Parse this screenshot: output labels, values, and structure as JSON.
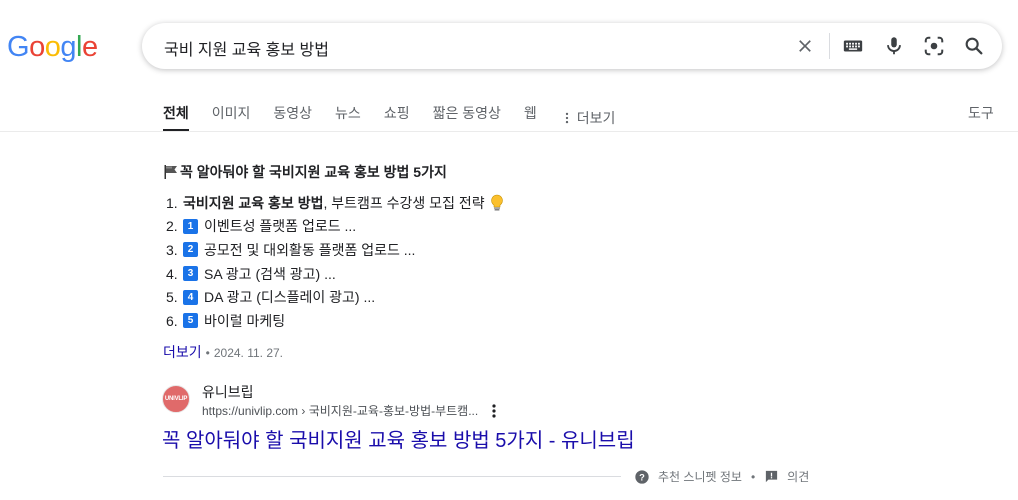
{
  "logo": {
    "letters": [
      "G",
      "o",
      "o",
      "g",
      "l",
      "e"
    ],
    "colors": [
      "#4285F4",
      "#EA4335",
      "#FBBC05",
      "#4285F4",
      "#34A853",
      "#EA4335"
    ]
  },
  "search": {
    "query": "국비 지원 교육 홍보 방법"
  },
  "icons": {
    "clear": "close-icon",
    "keyboard": "keyboard-icon",
    "voice": "microphone-icon",
    "lens": "camera-lens-icon",
    "search": "search-icon"
  },
  "tabs": [
    {
      "label": "전체",
      "active": true
    },
    {
      "label": "이미지"
    },
    {
      "label": "동영상"
    },
    {
      "label": "뉴스"
    },
    {
      "label": "쇼핑"
    },
    {
      "label": "짧은 동영상"
    },
    {
      "label": "웹"
    }
  ],
  "more_tab": "더보기",
  "tools": "도구",
  "snippet": {
    "title": "꼭 알아둬야 할 국비지원 교육 홍보 방법 5가지",
    "items": [
      {
        "num": "1.",
        "bold": "국비지원 교육 홍보 방법",
        "text": ", 부트캠프 수강생 모집 전략"
      },
      {
        "num": "2.",
        "badge": "1",
        "text": "이벤트성 플랫폼 업로드 ..."
      },
      {
        "num": "3.",
        "badge": "2",
        "text": "공모전 및 대외활동 플랫폼 업로드 ..."
      },
      {
        "num": "4.",
        "badge": "3",
        "text": "SA 광고 (검색 광고) ..."
      },
      {
        "num": "5.",
        "badge": "4",
        "text": "DA 광고 (디스플레이 광고) ..."
      },
      {
        "num": "6.",
        "badge": "5",
        "text": "바이럴 마케팅"
      }
    ],
    "more": "더보기",
    "date": "2024. 11. 27."
  },
  "result": {
    "favicon_text": "UNIVLIP",
    "site": "유니브립",
    "url": "https://univlip.com",
    "breadcrumb": "› 국비지원-교육-홍보-방법-부트캠...",
    "title": "꼭 알아둬야 할 국비지원 교육 홍보 방법 5가지 - 유니브립"
  },
  "footer": {
    "about": "추천 스니펫 정보",
    "feedback": "의견"
  }
}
· · · ·
WORK TO DO. Copy the material above in full and exactly, skipping pictures.

TASK SOLUTION.
Parse this screenshot: output labels, values, and structure as JSON.
{
  "logo": {
    "letters": [
      "G",
      "o",
      "o",
      "g",
      "l",
      "e"
    ],
    "colors": [
      "#4285F4",
      "#EA4335",
      "#FBBC05",
      "#4285F4",
      "#34A853",
      "#EA4335"
    ]
  },
  "search": {
    "query": "국비 지원 교육 홍보 방법"
  },
  "icons": {
    "clear": "close-icon",
    "keyboard": "keyboard-icon",
    "voice": "microphone-icon",
    "lens": "camera-lens-icon",
    "search": "search-icon"
  },
  "tabs": [
    {
      "label": "전체",
      "active": true
    },
    {
      "label": "이미지"
    },
    {
      "label": "동영상"
    },
    {
      "label": "뉴스"
    },
    {
      "label": "쇼핑"
    },
    {
      "label": "짧은 동영상"
    },
    {
      "label": "웹"
    }
  ],
  "more_tab": "더보기",
  "tools": "도구",
  "snippet": {
    "title": "꼭 알아둬야 할 국비지원 교육 홍보 방법 5가지",
    "items": [
      {
        "num": "1.",
        "bold": "국비지원 교육 홍보 방법",
        "text": ", 부트캠프 수강생 모집 전략"
      },
      {
        "num": "2.",
        "badge": "1",
        "text": "이벤트성 플랫폼 업로드 ..."
      },
      {
        "num": "3.",
        "badge": "2",
        "text": "공모전 및 대외활동 플랫폼 업로드 ..."
      },
      {
        "num": "4.",
        "badge": "3",
        "text": "SA 광고 (검색 광고) ..."
      },
      {
        "num": "5.",
        "badge": "4",
        "text": "DA 광고 (디스플레이 광고) ..."
      },
      {
        "num": "6.",
        "badge": "5",
        "text": "바이럴 마케팅"
      }
    ],
    "more": "더보기",
    "date": "2024. 11. 27."
  },
  "result": {
    "favicon_text": "UNIVLIP",
    "site": "유니브립",
    "url": "https://univlip.com",
    "breadcrumb": "› 국비지원-교육-홍보-방법-부트캠...",
    "title": "꼭 알아둬야 할 국비지원 교육 홍보 방법 5가지 - 유니브립"
  },
  "footer": {
    "about": "추천 스니펫 정보",
    "feedback": "의견"
  }
}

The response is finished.